#### EXTRACTED MATERIAL
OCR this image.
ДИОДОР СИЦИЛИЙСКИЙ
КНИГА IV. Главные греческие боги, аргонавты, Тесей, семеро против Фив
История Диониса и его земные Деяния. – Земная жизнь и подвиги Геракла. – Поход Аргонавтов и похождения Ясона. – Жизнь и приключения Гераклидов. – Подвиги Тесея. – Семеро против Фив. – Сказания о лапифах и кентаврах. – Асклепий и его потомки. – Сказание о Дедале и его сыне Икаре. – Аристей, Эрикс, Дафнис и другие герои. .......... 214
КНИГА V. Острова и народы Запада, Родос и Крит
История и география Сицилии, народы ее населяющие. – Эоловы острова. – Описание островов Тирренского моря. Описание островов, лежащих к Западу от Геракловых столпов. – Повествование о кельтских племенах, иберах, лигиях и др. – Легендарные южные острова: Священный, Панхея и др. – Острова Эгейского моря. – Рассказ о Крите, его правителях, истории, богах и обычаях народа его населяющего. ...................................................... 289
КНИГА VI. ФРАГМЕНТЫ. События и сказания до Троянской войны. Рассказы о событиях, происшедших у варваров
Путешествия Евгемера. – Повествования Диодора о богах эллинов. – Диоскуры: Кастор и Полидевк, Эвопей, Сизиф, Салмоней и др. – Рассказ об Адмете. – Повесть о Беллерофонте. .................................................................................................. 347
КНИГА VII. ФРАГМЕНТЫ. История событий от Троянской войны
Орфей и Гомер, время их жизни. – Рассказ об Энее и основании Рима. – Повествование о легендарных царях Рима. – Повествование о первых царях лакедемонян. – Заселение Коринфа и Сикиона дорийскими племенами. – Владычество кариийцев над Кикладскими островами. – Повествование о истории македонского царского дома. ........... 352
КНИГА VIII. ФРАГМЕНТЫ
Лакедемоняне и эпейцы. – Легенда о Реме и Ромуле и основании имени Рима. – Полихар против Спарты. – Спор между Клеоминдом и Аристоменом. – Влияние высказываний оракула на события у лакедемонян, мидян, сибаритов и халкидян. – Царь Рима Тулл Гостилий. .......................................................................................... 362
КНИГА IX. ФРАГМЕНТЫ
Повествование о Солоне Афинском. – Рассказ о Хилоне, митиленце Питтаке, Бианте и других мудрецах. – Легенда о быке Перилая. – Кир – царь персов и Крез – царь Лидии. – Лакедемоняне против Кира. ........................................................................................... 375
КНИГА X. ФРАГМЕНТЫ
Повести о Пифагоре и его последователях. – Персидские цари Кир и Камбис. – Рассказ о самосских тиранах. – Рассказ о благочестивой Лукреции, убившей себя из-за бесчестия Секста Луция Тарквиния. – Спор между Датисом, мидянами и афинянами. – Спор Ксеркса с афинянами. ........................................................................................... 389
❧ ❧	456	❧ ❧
########
> TASK INSTRUCTIONS: Using the records above, copy every line that has the word "Лакедемоняне" in it.

> REPLY:
Лакедемоняне и эпейцы. – Легенда о Реме и Ромуле и основании имени Рима. – Полихар против Спарты. – Спор между Клеоминдом и Аристоменом. – Влияние высказываний оракула на события у лакедемонян, мидян, сибаритов и халкидян. – Царь Рима Тулл Гостилий. .......................................................................................... 362
Повествование о Солоне Афинском. – Рассказ о Хилоне, митиленце Питтаке, Бианте и других мудрецах. – Легенда о быке Перилая. – Кир – царь персов и Крез – царь Лидии. – Лакедемоняне против Кира. ........................................................................................... 375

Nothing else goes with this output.